SUPPLIED RECORDS:
- - -

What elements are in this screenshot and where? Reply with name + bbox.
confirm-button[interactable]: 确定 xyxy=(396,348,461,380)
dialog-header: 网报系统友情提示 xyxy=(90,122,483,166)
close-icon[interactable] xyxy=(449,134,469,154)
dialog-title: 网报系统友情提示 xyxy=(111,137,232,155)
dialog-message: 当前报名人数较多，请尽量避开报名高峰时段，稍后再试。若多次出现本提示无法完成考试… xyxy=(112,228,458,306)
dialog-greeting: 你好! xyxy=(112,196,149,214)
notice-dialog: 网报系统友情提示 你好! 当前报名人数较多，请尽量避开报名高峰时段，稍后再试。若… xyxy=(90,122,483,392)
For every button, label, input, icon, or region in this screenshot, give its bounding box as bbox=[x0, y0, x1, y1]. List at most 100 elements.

- - -

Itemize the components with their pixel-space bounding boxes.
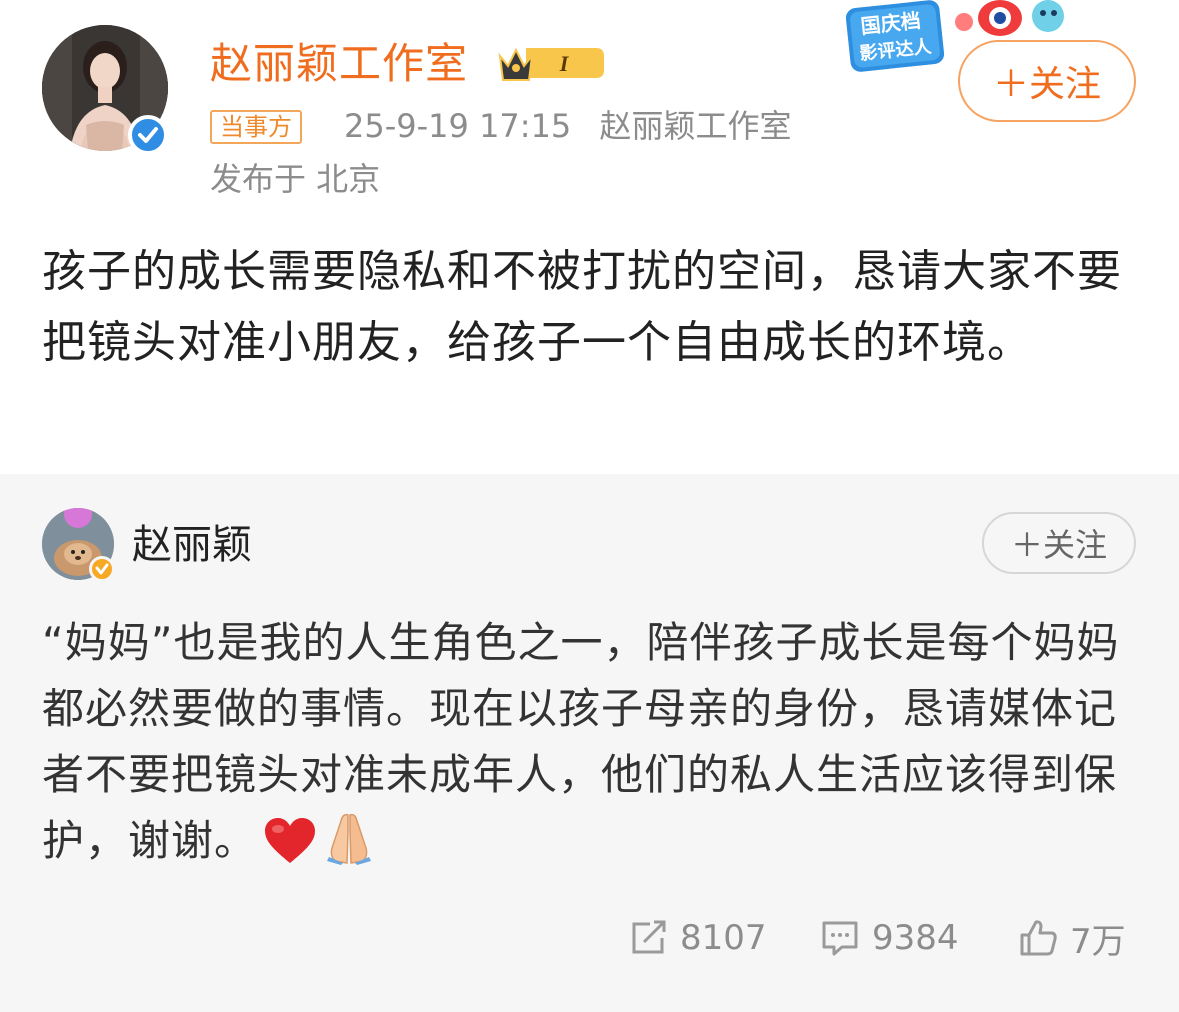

- - -

REQUIRED WORK: Swap "screenshot" for "screen capture" in the part of the data that opens with the line containing "What elements are" and closes with the line containing "notice-dialog: 网报系统友情提示 你好!". Give back only those lines, with nothing else changed.

COMPLETE RESPONSE:
What elements are in this screen capture and where? Reply with name + bbox.
confirm-button[interactable]: 确定 xyxy=(396,348,461,380)
dialog-header: 网报系统友情提示 xyxy=(90,122,483,166)
close-icon[interactable] xyxy=(449,134,469,154)
dialog-title: 网报系统友情提示 xyxy=(111,137,232,155)
dialog-message: 当前报名人数较多，请尽量避开报名高峰时段，稍后再试。若多次出现本提示无法完成考试… xyxy=(112,228,458,306)
dialog-greeting: 你好! xyxy=(112,196,149,214)
notice-dialog: 网报系统友情提示 你好! 当前报名人数较多，请尽量避开报名高峰时段，稍后再试。若… xyxy=(90,122,483,392)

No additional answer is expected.